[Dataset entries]
========================================

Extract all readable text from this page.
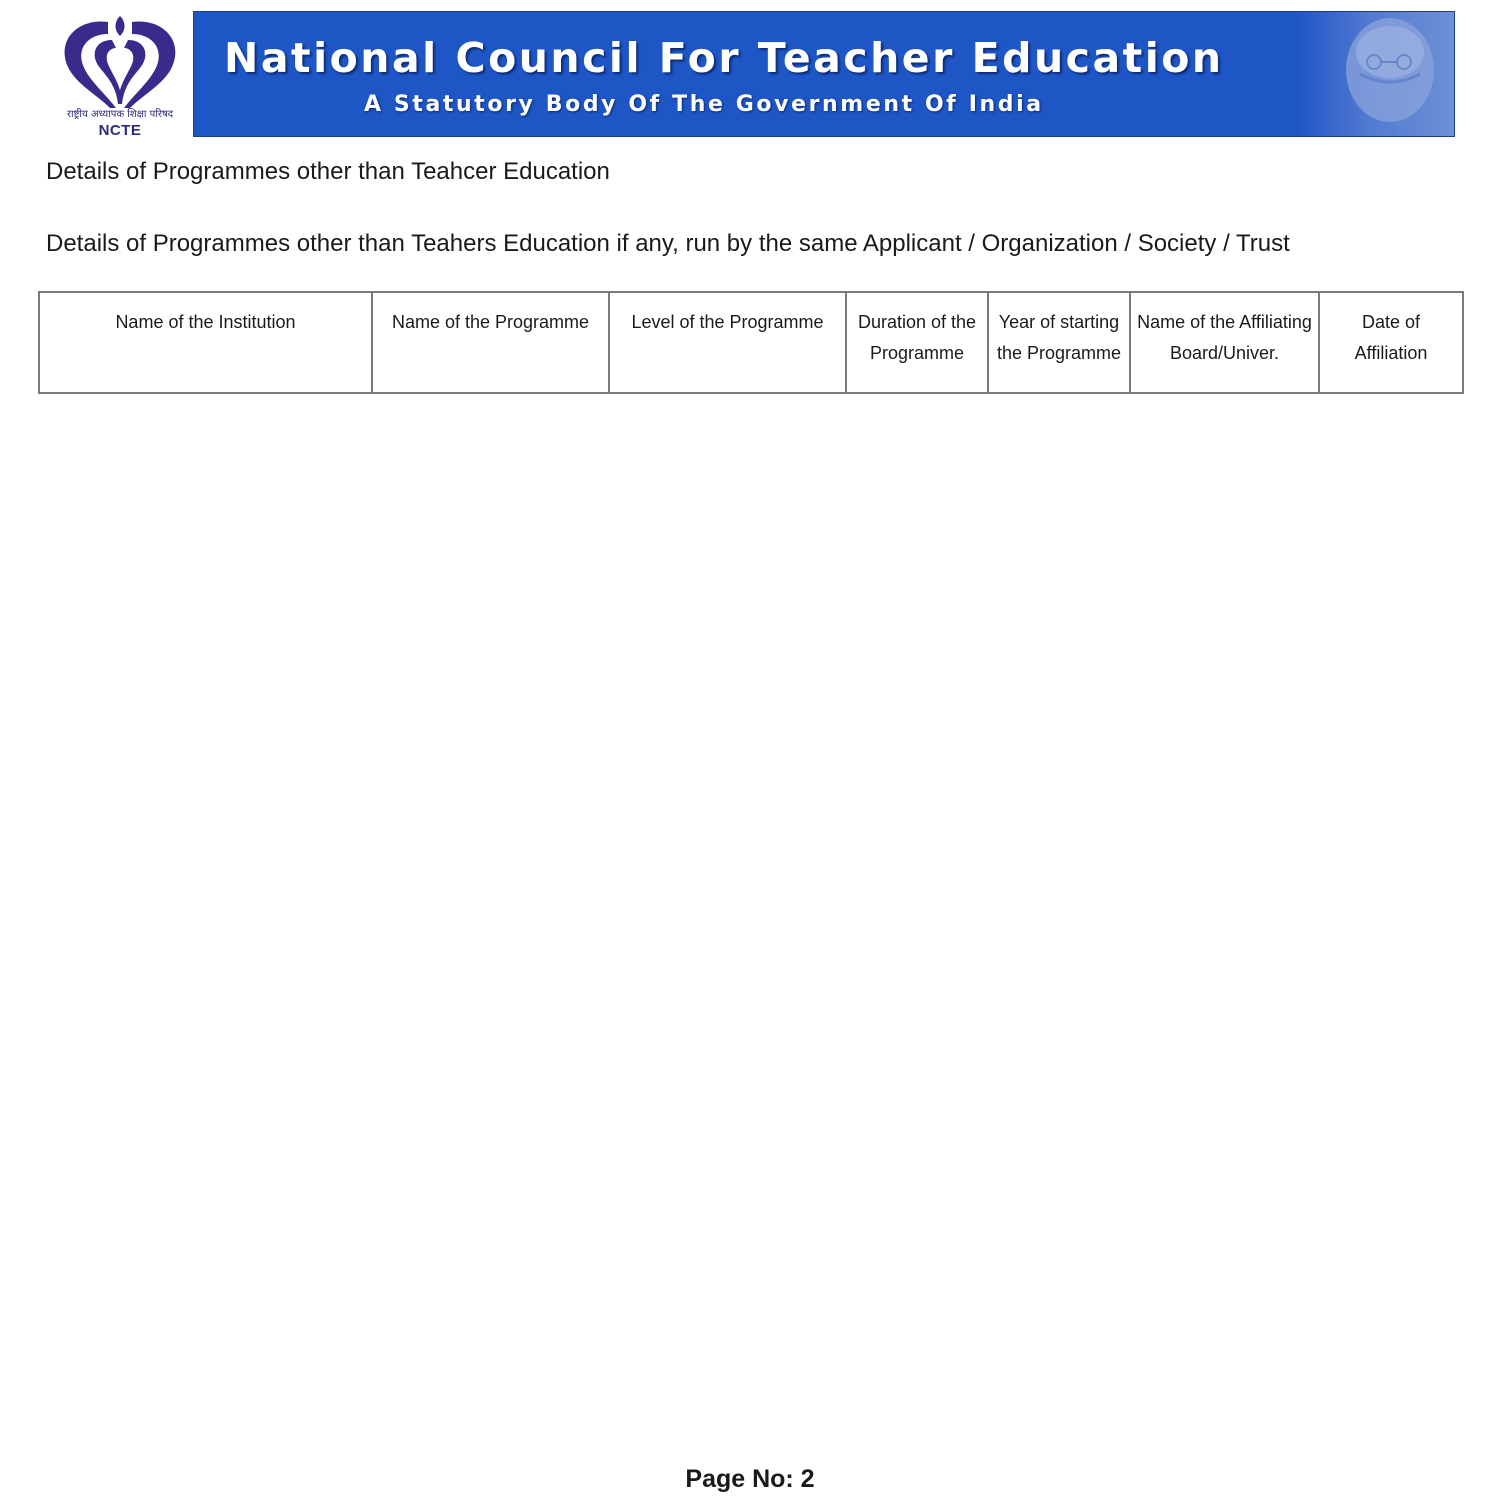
राष्ट्रीय अध्यापक शिक्षा परिषद
NCTE
National Council For Teacher Education
A Statutory Body Of The Government Of India
Details of Programmes other than Teahcer Education
Details of Programmes other than Teahers Education if any, run by the same Applicant / Organization / Society / Trust
Name of the Institution	Name of the Programme	Level of the Programme	Duration of the Programme	Year of starting the Programme	Name of the Affiliating Board/Univer.	Date of Affiliation
Page No: 2
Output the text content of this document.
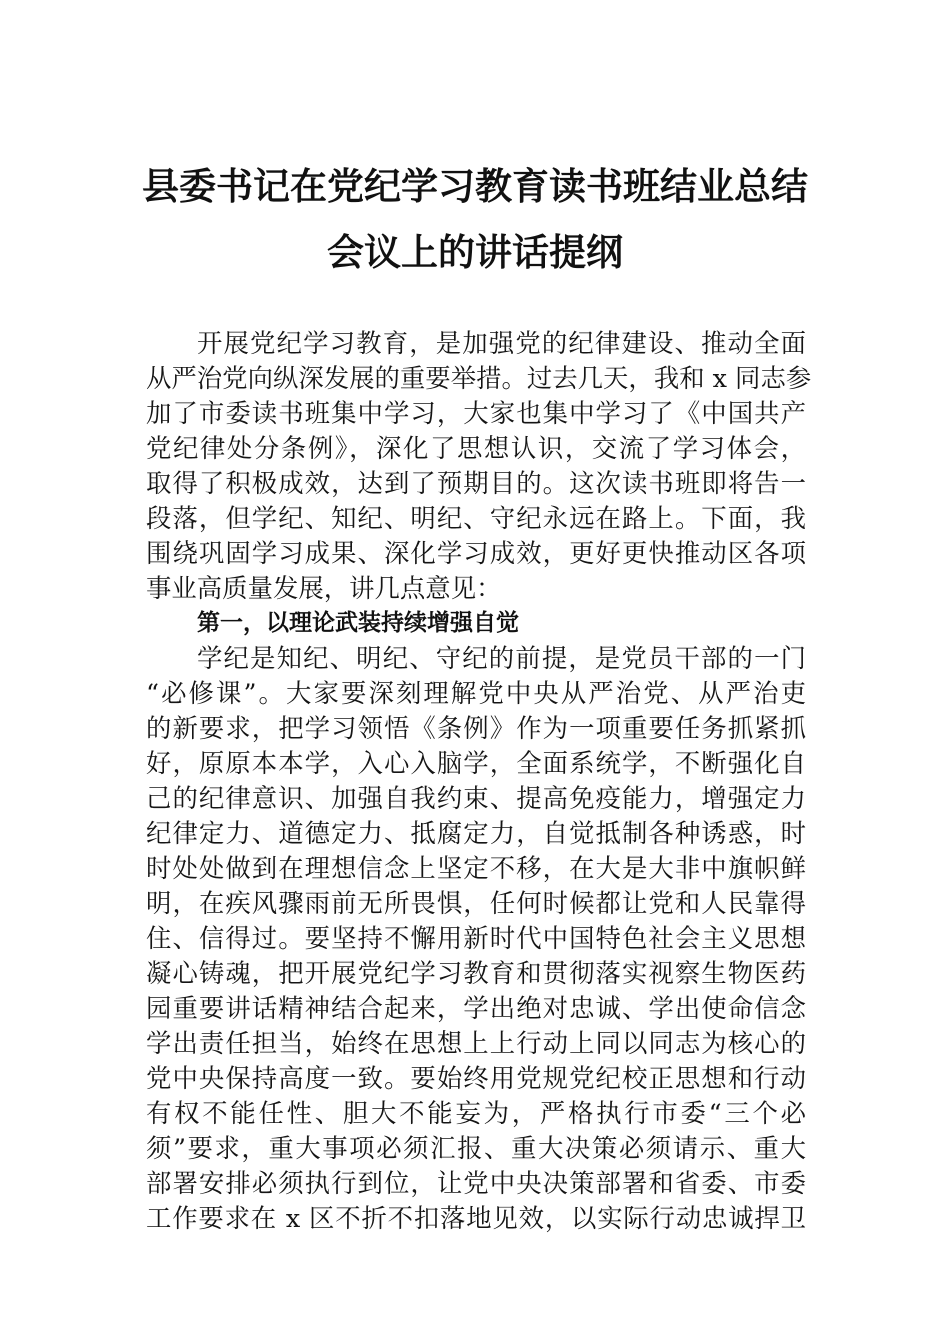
县委书记在党纪学习教育读书班结业总结
会议上的讲话提纲
开展党纪学习教育，是加强党的纪律建设、推动全面
从严治党向纵深发展的重要举措。过去几天，我和 x 同志参
加了市委读书班集中学习，大家也集中学习了《中国共产
党纪律处分条例》，深化了思想认识，交流了学习体会，
取得了积极成效，达到了预期目的。这次读书班即将告一
段落，但学纪、知纪、明纪、守纪永远在路上。下面，我
围绕巩固学习成果、深化学习成效，更好更快推动区各项
事业高质量发展，讲几点意见：
第一，以理论武装持续增强自觉
学纪是知纪、明纪、守纪的前提，是党员干部的一门
“必修课”。大家要深刻理解党中央从严治党、从严治吏
的新要求，把学习领悟《条例》作为一项重要任务抓紧抓
好，原原本本学，入心入脑学，全面系统学，不断强化自
己的纪律意识、加强自我约束、提高免疫能力，增强定力
纪律定力、道德定力、抵腐定力，自觉抵制各种诱惑，时
时处处做到在理想信念上坚定不移，在大是大非中旗帜鲜
明，在疾风骤雨前无所畏惧，任何时候都让党和人民靠得
住、信得过。要坚持不懈用新时代中国特色社会主义思想
凝心铸魂，把开展党纪学习教育和贯彻落实视察生物医药
园重要讲话精神结合起来，学出绝对忠诚、学出使命信念
学出责任担当，始终在思想上上行动上同以同志为核心的
党中央保持高度一致。要始终用党规党纪校正思想和行动
有权不能任性、胆大不能妄为，严格执行市委“三个必
须”要求，重大事项必须汇报、重大决策必须请示、重大
部署安排必须执行到位，让党中央决策部署和省委、市委
工作要求在 x 区不折不扣落地见效，以实际行动忠诚捍卫
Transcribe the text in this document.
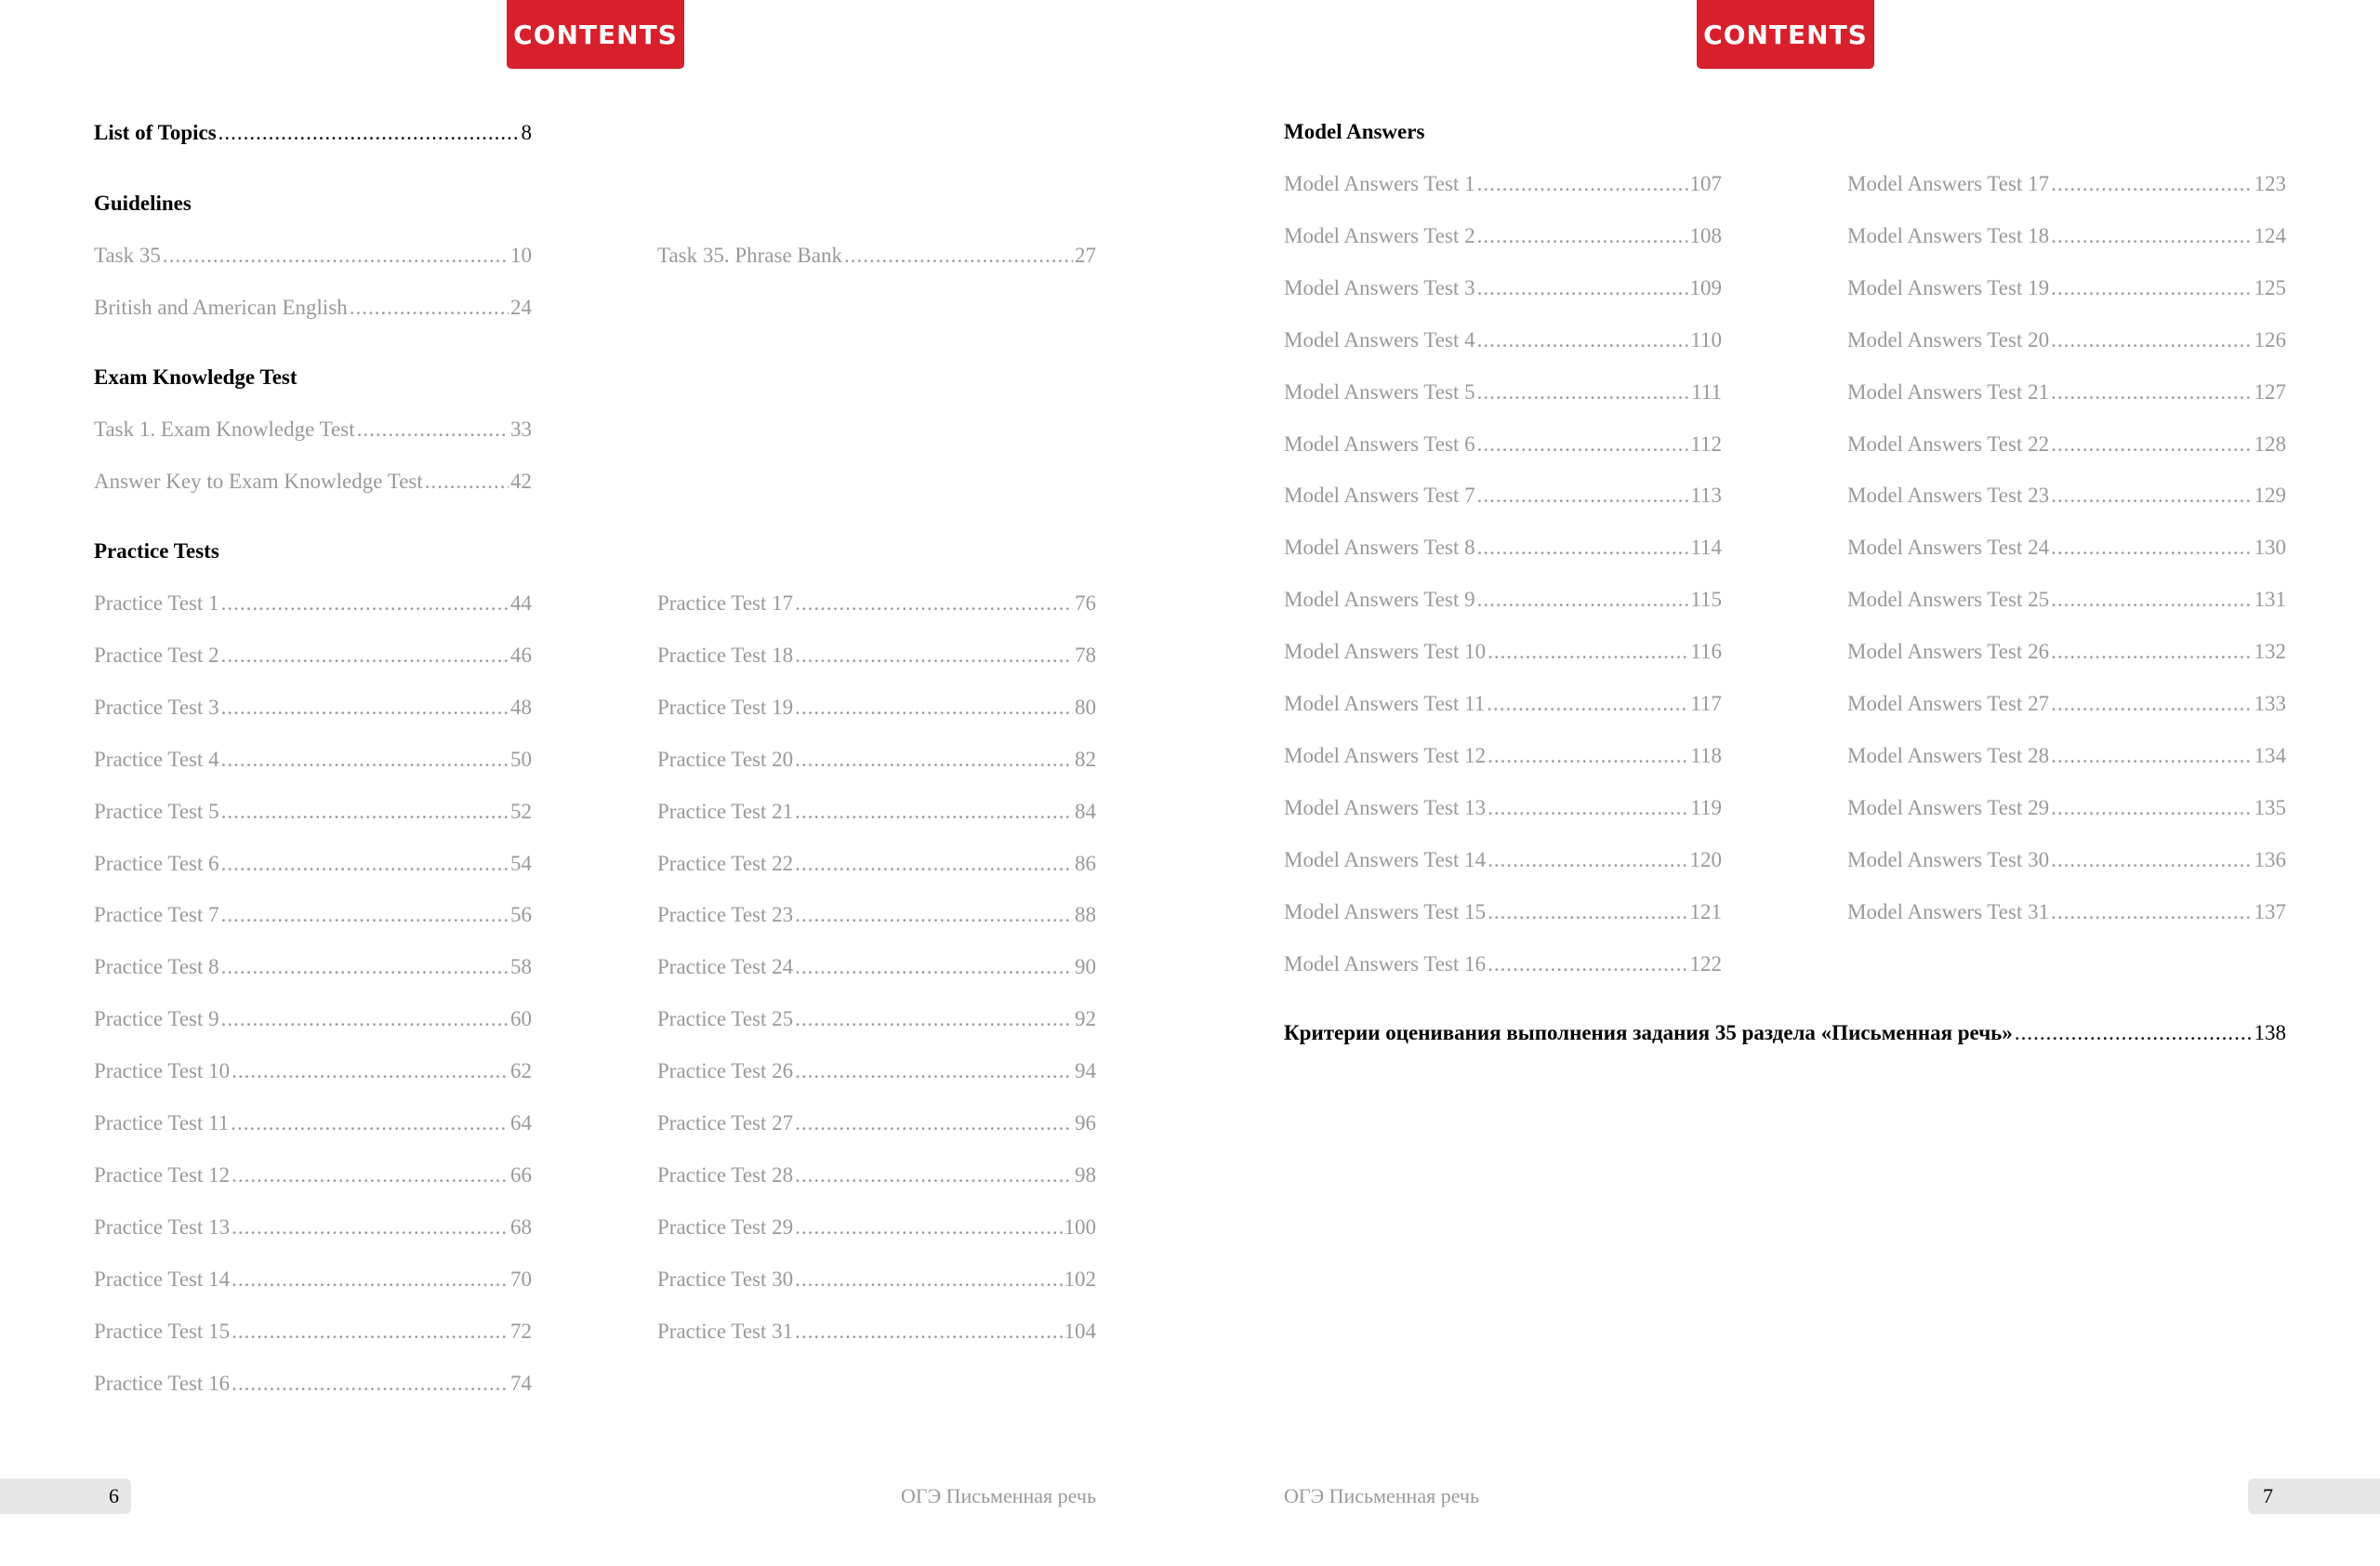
CONTENTS
List of Topics .....	8
Guidelines
Task 35 .....	10
British and American English .....	24
Task 35. Phrase Bank .....	27
Exam Knowledge Test
Task 1. Exam Knowledge Test .....	33
Answer Key to Exam Knowledge Test .....	42
Practice Tests
Practice Test 1 .....	44
Practice Test 2 .....	46
Practice Test 3 .....	48
Practice Test 4 .....	50
Practice Test 5 .....	52
Practice Test 6 .....	54
Practice Test 7 .....	56
Practice Test 8 .....	58
Practice Test 9 .....	60
Practice Test 10 .....	62
Practice Test 11 .....	64
Practice Test 12 .....	66
Practice Test 13 .....	68
Practice Test 14 .....	70
Practice Test 15 .....	72
Practice Test 16 .....	74
Practice Test 17 .....	76
Practice Test 18 .....	78
Practice Test 19 .....	80
Practice Test 20 .....	82
Practice Test 21 .....	84
Practice Test 22 .....	86
Practice Test 23 .....	88
Practice Test 24 .....	90
Practice Test 25 .....	92
Practice Test 26 .....	94
Practice Test 27 .....	96
Practice Test 28 .....	98
Practice Test 29 .....	100
Practice Test 30 .....	102
Practice Test 31 .....	104
6	ОГЭ Письменная речь
CONTENTS
Model Answers
Model Answers Test 1 .....	107
Model Answers Test 2 .....	108
Model Answers Test 3 .....	109
Model Answers Test 4 .....	110
Model Answers Test 5 .....	111
Model Answers Test 6 .....	112
Model Answers Test 7 .....	113
Model Answers Test 8 .....	114
Model Answers Test 9 .....	115
Model Answers Test 10 .....	116
Model Answers Test 11 .....	117
Model Answers Test 12 .....	118
Model Answers Test 13 .....	119
Model Answers Test 14 .....	120
Model Answers Test 15 .....	121
Model Answers Test 16 .....	122
Model Answers Test 17 .....	123
Model Answers Test 18 .....	124
Model Answers Test 19 .....	125
Model Answers Test 20 .....	126
Model Answers Test 21 .....	127
Model Answers Test 22 .....	128
Model Answers Test 23 .....	129
Model Answers Test 24 .....	130
Model Answers Test 25 .....	131
Model Answers Test 26 .....	132
Model Answers Test 27 .....	133
Model Answers Test 28 .....	134
Model Answers Test 29 .....	135
Model Answers Test 30 .....	136
Model Answers Test 31 .....	137
Критерии оценивания выполнения задания 35 раздела «Письменная речь» .....	138
ОГЭ Письменная речь	7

========================================

* _Task instructions_
Return, from the data, each line that has the word "text" in it.

* _Reply to the exercise_
Extract all readable text from this page.
Output the text content of this document.
Transcribe the text in this document.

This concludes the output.